--- WORK REQUIRED ---
Write the records out again, precisely as they stand.

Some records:
########################################

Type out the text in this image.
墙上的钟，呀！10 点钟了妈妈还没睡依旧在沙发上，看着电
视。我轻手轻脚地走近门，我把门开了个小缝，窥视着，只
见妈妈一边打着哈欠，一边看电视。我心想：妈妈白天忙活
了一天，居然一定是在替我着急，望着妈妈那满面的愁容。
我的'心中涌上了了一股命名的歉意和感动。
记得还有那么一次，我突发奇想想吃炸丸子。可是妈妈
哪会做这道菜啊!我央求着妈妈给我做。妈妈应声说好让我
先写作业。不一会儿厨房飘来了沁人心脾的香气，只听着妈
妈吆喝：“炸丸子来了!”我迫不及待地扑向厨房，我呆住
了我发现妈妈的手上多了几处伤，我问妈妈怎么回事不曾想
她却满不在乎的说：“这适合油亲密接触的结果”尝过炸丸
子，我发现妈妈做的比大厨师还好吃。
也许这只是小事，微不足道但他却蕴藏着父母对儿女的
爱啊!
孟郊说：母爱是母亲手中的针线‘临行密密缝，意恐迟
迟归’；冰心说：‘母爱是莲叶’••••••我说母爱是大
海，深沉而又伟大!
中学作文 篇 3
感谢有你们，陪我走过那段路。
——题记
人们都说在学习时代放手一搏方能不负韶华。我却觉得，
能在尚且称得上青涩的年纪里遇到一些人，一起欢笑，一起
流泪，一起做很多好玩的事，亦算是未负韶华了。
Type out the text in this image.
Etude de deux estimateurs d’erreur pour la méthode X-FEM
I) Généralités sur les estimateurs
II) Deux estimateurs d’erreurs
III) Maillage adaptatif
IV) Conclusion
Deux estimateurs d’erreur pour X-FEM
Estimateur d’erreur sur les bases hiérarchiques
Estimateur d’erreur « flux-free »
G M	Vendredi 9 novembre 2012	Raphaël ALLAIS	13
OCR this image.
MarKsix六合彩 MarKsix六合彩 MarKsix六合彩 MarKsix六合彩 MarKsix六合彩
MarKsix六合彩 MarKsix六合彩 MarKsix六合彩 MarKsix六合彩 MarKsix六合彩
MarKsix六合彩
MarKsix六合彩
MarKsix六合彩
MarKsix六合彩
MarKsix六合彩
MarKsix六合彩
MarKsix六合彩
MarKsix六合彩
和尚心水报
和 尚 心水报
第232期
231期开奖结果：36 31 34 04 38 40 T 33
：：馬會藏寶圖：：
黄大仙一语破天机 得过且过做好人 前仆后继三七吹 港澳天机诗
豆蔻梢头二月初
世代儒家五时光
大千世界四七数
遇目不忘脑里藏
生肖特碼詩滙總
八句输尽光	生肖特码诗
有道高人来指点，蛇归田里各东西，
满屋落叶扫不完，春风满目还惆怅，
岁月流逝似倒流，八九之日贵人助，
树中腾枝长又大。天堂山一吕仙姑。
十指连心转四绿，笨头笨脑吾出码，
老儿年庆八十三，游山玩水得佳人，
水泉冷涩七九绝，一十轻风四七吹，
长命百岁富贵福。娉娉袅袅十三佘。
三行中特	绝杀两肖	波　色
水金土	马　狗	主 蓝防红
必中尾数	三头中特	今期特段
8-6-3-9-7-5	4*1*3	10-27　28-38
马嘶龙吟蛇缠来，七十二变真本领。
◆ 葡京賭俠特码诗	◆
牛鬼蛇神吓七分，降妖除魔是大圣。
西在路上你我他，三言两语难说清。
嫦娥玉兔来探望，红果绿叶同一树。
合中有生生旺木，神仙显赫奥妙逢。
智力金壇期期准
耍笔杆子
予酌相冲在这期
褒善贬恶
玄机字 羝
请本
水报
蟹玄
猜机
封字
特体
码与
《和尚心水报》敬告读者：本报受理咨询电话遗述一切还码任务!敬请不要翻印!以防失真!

########################################

--- THE OUTPUT ---
Type out the text in this image.
墙上的钟，呀！10 点钟了妈妈还没睡依旧在沙发上，看着电
视。我轻手轻脚地走近门，我把门开了个小缝，窥视着，只
见妈妈一边打着哈欠，一边看电视。我心想：妈妈白天忙活
了一天，居然一定是在替我着急，望着妈妈那满面的愁容。
我的'心中涌上了了一股命名的歉意和感动。
记得还有那么一次，我突发奇想想吃炸丸子。可是妈妈
哪会做这道菜啊!我央求着妈妈给我做。妈妈应声说好让我
先写作业。不一会儿厨房飘来了沁人心脾的香气，只听着妈
妈吆喝：“炸丸子来了!”我迫不及待地扑向厨房，我呆住
了我发现妈妈的手上多了几处伤，我问妈妈怎么回事不曾想
她却满不在乎的说：“这适合油亲密接触的结果”尝过炸丸
子，我发现妈妈做的比大厨师还好吃。
也许这只是小事，微不足道但他却蕴藏着父母对儿女的
爱啊!
孟郊说：母爱是母亲手中的针线‘临行密密缝，意恐迟
迟归’；冰心说：‘母爱是莲叶’••••••我说母爱是大
海，深沉而又伟大!
中学作文 篇 3
感谢有你们，陪我走过那段路。
——题记
人们都说在学习时代放手一搏方能不负韶华。我却觉得，
能在尚且称得上青涩的年纪里遇到一些人，一起欢笑，一起
流泪，一起做很多好玩的事，亦算是未负韶华了。
Type out the text in this image.
Etude de deux estimateurs d’erreur pour la méthode X-FEM
I) Généralités sur les estimateurs
II) Deux estimateurs d’erreurs
III) Maillage adaptatif
IV) Conclusion
Deux estimateurs d’erreur pour X-FEM
Estimateur d’erreur sur les bases hiérarchiques
Estimateur d’erreur « flux-free »
G M	Vendredi 9 novembre 2012	Raphaël ALLAIS	13
OCR this image.
MarKsix六合彩 MarKsix六合彩 MarKsix六合彩 MarKsix六合彩 MarKsix六合彩
MarKsix六合彩 MarKsix六合彩 MarKsix六合彩 MarKsix六合彩 MarKsix六合彩
MarKsix六合彩
MarKsix六合彩
MarKsix六合彩
MarKsix六合彩
MarKsix六合彩
MarKsix六合彩
MarKsix六合彩
MarKsix六合彩
和尚心水报
和 尚 心水报
第232期
231期开奖结果：36 31 34 04 38 40 T 33
：：馬會藏寶圖：：
黄大仙一语破天机 得过且过做好人 前仆后继三七吹 港澳天机诗
豆蔻梢头二月初
世代儒家五时光
大千世界四七数
遇目不忘脑里藏
生肖特碼詩滙總
八句输尽光	生肖特码诗
有道高人来指点，蛇归田里各东西，
满屋落叶扫不完，春风满目还惆怅，
岁月流逝似倒流，八九之日贵人助，
树中腾枝长又大。天堂山一吕仙姑。
十指连心转四绿，笨头笨脑吾出码，
老儿年庆八十三，游山玩水得佳人，
水泉冷涩七九绝，一十轻风四七吹，
长命百岁富贵福。娉娉袅袅十三佘。
三行中特	绝杀两肖	波　色
水金土	马　狗	主 蓝防红
必中尾数	三头中特	今期特段
8-6-3-9-7-5	4*1*3	10-27　28-38
马嘶龙吟蛇缠来，七十二变真本领。
◆ 葡京賭俠特码诗	◆
牛鬼蛇神吓七分，降妖除魔是大圣。
西在路上你我他，三言两语难说清。
嫦娥玉兔来探望，红果绿叶同一树。
合中有生生旺木，神仙显赫奥妙逢。
智力金壇期期准
耍笔杆子
予酌相冲在这期
褒善贬恶
玄机字 羝
请本
水报
蟹玄
猜机
封字
特体
码与
《和尚心水报》敬告读者：本报受理咨询电话遗述一切还码任务!敬请不要翻印!以防失真!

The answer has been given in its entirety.